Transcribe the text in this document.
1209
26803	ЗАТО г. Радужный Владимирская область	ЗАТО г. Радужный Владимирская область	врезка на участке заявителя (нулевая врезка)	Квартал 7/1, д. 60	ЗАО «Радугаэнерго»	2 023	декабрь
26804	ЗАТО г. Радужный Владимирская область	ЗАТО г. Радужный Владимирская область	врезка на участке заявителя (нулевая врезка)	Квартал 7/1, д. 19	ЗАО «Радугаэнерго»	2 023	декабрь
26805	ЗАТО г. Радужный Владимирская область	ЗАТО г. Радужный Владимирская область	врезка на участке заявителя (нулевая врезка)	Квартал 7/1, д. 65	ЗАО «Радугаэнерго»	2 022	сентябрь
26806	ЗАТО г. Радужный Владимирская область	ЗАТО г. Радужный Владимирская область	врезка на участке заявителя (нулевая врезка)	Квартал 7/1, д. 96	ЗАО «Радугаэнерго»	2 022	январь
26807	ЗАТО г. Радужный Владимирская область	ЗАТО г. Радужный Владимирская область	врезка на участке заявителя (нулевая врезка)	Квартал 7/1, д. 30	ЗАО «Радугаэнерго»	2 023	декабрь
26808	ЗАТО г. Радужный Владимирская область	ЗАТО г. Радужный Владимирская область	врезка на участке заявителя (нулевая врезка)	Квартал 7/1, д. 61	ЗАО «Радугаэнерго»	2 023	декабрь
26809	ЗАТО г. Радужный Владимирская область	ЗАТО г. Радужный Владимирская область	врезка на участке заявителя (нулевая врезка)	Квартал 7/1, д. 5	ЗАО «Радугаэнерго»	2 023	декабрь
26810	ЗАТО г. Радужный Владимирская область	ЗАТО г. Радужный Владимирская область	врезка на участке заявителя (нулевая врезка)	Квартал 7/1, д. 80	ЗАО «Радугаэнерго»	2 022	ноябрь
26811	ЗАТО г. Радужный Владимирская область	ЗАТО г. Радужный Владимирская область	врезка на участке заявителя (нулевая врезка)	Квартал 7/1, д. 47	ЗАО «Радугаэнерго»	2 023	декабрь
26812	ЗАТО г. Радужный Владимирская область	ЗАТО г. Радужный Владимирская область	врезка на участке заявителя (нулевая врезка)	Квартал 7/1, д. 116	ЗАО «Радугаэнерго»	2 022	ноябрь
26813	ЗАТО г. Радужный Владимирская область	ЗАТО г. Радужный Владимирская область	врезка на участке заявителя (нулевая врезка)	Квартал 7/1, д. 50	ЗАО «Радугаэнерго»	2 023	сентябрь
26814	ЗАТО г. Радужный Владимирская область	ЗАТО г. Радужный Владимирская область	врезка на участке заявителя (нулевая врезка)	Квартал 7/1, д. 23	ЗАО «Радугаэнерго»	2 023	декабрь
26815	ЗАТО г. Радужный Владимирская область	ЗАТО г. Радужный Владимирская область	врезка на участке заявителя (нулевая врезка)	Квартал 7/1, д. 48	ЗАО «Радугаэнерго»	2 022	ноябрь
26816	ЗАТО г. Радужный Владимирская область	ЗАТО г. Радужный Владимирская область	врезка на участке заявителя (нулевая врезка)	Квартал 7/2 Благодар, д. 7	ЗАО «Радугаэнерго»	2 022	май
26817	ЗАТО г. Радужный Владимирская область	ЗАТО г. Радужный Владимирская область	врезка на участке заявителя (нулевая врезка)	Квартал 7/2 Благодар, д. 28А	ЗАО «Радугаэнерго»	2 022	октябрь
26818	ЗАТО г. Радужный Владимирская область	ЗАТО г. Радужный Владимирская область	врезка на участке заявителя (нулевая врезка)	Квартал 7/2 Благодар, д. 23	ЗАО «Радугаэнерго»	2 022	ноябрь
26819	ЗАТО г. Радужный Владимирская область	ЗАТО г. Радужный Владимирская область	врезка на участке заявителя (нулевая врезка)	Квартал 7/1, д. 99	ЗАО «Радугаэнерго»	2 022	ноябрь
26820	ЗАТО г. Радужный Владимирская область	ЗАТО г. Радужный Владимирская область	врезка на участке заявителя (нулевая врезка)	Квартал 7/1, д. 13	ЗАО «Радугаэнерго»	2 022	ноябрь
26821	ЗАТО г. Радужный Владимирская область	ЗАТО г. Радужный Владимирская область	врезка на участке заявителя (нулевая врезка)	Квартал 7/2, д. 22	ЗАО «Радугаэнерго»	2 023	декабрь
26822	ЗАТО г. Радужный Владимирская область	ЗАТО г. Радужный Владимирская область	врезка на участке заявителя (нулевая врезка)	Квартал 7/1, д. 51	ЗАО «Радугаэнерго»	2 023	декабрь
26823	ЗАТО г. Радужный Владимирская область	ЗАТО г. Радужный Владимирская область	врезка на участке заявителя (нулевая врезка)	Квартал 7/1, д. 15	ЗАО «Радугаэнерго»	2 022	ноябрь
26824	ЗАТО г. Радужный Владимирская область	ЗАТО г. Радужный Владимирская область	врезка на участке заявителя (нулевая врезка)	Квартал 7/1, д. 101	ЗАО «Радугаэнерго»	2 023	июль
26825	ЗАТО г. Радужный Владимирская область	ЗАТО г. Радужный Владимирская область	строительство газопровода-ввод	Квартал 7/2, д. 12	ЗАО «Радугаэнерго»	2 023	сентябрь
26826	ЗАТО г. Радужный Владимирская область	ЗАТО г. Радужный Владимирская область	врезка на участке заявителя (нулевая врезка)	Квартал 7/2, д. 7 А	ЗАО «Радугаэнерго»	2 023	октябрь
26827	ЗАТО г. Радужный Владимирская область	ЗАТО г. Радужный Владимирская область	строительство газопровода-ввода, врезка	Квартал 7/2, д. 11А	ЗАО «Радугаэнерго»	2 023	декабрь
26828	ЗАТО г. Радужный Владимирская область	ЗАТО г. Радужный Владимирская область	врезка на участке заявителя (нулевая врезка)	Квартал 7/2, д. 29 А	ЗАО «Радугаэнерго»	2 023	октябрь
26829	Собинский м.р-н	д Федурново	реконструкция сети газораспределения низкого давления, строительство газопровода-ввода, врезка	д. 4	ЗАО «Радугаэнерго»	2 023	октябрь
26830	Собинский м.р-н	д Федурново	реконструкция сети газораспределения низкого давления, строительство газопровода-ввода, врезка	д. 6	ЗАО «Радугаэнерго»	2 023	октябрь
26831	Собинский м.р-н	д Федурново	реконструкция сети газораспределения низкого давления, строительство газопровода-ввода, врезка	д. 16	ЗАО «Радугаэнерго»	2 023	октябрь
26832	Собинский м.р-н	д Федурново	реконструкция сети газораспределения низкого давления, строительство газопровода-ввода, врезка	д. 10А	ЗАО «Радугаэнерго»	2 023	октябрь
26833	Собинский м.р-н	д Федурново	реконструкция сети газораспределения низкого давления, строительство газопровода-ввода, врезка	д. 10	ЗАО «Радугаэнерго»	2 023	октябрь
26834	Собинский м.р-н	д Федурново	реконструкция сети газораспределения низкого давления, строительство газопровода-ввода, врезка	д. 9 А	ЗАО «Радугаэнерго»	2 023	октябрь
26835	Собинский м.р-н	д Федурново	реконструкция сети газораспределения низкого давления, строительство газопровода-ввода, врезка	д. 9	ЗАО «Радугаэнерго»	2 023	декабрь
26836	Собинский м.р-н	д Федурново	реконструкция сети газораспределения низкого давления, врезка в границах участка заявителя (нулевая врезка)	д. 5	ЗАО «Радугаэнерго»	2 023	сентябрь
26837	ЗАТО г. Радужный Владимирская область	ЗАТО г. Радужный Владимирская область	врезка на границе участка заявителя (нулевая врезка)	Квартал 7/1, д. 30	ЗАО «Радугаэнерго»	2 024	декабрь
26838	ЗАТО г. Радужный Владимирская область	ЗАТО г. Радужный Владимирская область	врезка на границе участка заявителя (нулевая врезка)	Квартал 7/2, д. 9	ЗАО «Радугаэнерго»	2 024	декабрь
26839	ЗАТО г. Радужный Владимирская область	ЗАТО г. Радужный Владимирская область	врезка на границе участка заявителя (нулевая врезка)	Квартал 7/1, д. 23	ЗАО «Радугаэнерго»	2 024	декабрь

• • • • • • •

## PROBLEM TO WORK ON
Filter the records above for lines containing the word "Федурново", and copy those lines.

## CORRECT OUTPUT
26829	Собинский м.р-н	д Федурново	реконструкция сети газораспределения низкого давления, строительство газопровода-ввода, врезка	д. 4	ЗАО «Радугаэнерго»	2 023	октябрь
26830	Собинский м.р-н	д Федурново	реконструкция сети газораспределения низкого давления, строительство газопровода-ввода, врезка	д. 6	ЗАО «Радугаэнерго»	2 023	октябрь
26831	Собинский м.р-н	д Федурново	реконструкция сети газораспределения низкого давления, строительство газопровода-ввода, врезка	д. 16	ЗАО «Радугаэнерго»	2 023	октябрь
26832	Собинский м.р-н	д Федурново	реконструкция сети газораспределения низкого давления, строительство газопровода-ввода, врезка	д. 10А	ЗАО «Радугаэнерго»	2 023	октябрь
26833	Собинский м.р-н	д Федурново	реконструкция сети газораспределения низкого давления, строительство газопровода-ввода, врезка	д. 10	ЗАО «Радугаэнерго»	2 023	октябрь
26834	Собинский м.р-н	д Федурново	реконструкция сети газораспределения низкого давления, строительство газопровода-ввода, врезка	д. 9 А	ЗАО «Радугаэнерго»	2 023	октябрь
26835	Собинский м.р-н	д Федурново	реконструкция сети газораспределения низкого давления, строительство газопровода-ввода, врезка	д. 9	ЗАО «Радугаэнерго»	2 023	декабрь
26836	Собинский м.р-н	д Федурново	реконструкция сети газораспределения низкого давления, врезка в границах участка заявителя (нулевая врезка)	д. 5	ЗАО «Радугаэнерго»	2 023	сентябрь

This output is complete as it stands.